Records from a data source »
········
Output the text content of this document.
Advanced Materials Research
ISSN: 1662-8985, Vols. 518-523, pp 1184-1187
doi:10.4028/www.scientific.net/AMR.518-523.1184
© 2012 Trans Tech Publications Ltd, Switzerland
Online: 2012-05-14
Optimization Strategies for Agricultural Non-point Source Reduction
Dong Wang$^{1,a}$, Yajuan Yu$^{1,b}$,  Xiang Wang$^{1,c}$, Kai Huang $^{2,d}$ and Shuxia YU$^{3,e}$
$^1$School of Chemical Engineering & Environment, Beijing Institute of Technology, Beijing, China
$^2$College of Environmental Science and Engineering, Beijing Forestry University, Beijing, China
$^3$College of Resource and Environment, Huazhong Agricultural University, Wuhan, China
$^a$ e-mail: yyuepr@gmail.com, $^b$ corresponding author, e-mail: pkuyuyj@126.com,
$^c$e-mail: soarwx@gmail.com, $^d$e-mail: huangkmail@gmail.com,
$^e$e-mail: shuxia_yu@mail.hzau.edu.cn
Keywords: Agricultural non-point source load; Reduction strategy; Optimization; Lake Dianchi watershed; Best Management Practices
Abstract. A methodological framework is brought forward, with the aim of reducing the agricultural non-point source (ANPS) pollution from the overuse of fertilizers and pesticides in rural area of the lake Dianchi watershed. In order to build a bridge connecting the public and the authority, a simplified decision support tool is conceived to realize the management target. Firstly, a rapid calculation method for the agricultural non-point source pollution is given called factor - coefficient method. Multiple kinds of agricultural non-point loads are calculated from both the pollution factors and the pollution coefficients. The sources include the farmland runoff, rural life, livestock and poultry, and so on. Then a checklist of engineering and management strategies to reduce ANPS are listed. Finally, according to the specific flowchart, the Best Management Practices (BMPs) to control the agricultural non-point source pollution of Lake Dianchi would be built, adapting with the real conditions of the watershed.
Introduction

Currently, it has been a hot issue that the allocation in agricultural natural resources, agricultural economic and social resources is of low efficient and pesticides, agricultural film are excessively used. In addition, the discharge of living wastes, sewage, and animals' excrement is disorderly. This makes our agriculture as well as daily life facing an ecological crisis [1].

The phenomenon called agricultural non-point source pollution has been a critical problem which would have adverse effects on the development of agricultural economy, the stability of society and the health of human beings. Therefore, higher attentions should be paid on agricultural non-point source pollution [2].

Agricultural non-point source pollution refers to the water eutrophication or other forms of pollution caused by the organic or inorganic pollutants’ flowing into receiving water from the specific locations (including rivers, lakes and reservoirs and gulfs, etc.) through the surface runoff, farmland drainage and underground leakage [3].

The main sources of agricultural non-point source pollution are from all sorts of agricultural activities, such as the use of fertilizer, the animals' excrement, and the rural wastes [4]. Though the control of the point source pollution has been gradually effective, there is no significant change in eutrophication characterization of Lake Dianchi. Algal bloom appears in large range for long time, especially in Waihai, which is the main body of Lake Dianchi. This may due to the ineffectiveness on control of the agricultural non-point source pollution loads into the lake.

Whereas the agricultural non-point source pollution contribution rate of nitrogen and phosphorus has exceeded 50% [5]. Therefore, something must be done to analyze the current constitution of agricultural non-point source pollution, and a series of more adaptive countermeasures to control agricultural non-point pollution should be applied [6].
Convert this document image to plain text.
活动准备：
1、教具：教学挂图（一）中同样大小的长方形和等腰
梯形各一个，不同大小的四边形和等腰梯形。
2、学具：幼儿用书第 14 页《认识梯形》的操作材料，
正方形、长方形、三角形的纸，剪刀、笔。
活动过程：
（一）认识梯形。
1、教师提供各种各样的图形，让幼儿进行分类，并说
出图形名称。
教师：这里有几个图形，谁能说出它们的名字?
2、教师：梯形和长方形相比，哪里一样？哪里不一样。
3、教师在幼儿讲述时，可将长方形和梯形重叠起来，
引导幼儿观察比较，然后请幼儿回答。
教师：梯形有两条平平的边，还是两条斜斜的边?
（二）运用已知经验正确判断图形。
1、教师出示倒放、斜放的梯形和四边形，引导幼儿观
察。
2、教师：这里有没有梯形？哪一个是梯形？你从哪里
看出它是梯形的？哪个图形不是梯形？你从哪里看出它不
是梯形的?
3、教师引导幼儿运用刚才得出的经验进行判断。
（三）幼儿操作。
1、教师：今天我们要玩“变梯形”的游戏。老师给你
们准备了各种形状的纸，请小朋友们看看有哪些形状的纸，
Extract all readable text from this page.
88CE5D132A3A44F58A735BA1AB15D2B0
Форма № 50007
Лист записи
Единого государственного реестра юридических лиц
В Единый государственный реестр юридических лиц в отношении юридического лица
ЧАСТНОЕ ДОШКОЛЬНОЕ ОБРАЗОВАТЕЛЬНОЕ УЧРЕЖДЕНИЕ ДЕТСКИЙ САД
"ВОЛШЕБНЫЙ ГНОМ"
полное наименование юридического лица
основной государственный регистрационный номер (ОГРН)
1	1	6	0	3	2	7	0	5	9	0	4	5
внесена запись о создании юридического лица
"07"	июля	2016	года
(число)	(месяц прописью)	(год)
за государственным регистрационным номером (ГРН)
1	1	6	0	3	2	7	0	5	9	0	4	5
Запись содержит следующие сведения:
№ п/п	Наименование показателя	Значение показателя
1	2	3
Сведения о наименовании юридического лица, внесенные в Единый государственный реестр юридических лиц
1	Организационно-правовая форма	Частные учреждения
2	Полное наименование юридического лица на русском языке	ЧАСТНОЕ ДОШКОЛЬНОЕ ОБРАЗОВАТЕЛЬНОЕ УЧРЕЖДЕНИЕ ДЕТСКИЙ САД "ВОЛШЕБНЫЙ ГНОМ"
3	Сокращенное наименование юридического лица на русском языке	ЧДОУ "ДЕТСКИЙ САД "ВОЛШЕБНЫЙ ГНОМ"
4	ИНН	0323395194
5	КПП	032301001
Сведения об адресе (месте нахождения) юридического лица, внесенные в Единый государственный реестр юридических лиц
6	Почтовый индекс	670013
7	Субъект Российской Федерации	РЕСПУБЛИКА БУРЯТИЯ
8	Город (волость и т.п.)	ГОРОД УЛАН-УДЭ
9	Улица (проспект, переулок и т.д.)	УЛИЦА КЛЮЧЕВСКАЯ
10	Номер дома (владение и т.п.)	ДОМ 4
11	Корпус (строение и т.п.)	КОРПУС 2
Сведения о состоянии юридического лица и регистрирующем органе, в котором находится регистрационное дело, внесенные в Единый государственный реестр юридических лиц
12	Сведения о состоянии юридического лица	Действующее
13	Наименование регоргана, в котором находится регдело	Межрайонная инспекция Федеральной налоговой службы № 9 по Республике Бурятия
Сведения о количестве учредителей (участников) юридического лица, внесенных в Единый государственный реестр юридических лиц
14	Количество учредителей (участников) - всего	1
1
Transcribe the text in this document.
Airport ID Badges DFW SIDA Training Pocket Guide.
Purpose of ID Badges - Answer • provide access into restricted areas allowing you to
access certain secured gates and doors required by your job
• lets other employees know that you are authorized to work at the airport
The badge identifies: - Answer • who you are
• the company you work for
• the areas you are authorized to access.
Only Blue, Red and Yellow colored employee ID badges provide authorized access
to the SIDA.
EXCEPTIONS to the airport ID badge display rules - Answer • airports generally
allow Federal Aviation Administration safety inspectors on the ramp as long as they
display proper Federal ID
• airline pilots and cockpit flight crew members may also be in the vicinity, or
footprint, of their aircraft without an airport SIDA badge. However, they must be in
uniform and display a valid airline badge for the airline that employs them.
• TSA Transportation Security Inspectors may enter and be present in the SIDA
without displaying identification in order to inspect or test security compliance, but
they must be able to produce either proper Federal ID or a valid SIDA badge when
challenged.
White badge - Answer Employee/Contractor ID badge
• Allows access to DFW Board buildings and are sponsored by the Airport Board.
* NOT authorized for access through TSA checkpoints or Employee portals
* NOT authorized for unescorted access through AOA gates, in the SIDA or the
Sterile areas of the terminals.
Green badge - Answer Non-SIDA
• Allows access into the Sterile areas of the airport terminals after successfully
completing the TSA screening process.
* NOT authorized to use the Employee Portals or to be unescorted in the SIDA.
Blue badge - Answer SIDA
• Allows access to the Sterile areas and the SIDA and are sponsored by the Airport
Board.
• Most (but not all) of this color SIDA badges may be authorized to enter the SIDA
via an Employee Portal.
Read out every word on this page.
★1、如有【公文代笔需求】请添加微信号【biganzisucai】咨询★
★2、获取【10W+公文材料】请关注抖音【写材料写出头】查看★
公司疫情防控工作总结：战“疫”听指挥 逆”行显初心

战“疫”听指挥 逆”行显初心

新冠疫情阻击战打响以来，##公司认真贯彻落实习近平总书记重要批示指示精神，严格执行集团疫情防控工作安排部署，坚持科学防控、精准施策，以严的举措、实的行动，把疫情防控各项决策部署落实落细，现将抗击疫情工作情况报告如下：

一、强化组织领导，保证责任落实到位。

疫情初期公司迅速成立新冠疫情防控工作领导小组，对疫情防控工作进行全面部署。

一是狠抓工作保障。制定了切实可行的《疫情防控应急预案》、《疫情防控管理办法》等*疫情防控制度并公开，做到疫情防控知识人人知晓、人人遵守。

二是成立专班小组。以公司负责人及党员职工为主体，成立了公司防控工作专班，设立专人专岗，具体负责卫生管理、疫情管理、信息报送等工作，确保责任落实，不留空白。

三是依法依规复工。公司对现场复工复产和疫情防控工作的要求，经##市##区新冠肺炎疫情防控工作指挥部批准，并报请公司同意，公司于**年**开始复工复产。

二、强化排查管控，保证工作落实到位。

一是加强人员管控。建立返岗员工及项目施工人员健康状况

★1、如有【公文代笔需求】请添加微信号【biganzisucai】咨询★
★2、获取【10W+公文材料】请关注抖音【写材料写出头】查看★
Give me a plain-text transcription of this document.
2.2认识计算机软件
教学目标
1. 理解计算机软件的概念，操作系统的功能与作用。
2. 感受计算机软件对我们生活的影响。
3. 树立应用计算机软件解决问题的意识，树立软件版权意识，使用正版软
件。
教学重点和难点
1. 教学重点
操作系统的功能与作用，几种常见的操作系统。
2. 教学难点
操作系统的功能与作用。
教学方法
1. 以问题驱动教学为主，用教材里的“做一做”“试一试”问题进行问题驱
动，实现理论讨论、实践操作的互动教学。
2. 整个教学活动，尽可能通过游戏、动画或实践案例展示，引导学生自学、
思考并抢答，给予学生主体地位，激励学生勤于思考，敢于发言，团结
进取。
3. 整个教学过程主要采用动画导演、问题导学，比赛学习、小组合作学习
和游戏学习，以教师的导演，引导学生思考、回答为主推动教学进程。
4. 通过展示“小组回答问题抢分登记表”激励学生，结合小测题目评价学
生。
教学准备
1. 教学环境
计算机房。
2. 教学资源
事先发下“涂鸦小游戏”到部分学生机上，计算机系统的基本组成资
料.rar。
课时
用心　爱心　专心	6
········
GIVEN INSTRUCTION » Repeat exactly the lines from the line containing "Give me a plain-text" through the last line of the records above, including both, and nothing else.

SOLUTION TO THE PROBLEM »
Give me a plain-text transcription of this document.
2.2认识计算机软件
教学目标
1. 理解计算机软件的概念，操作系统的功能与作用。
2. 感受计算机软件对我们生活的影响。
3. 树立应用计算机软件解决问题的意识，树立软件版权意识，使用正版软
件。
教学重点和难点
1. 教学重点
操作系统的功能与作用，几种常见的操作系统。
2. 教学难点
操作系统的功能与作用。
教学方法
1. 以问题驱动教学为主，用教材里的“做一做”“试一试”问题进行问题驱
动，实现理论讨论、实践操作的互动教学。
2. 整个教学活动，尽可能通过游戏、动画或实践案例展示，引导学生自学、
思考并抢答，给予学生主体地位，激励学生勤于思考，敢于发言，团结
进取。
3. 整个教学过程主要采用动画导演、问题导学，比赛学习、小组合作学习
和游戏学习，以教师的导演，引导学生思考、回答为主推动教学进程。
4. 通过展示“小组回答问题抢分登记表”激励学生，结合小测题目评价学
生。
教学准备
1. 教学环境
计算机房。
2. 教学资源
事先发下“涂鸦小游戏”到部分学生机上，计算机系统的基本组成资
料.rar。
课时
用心　爱心　专心	6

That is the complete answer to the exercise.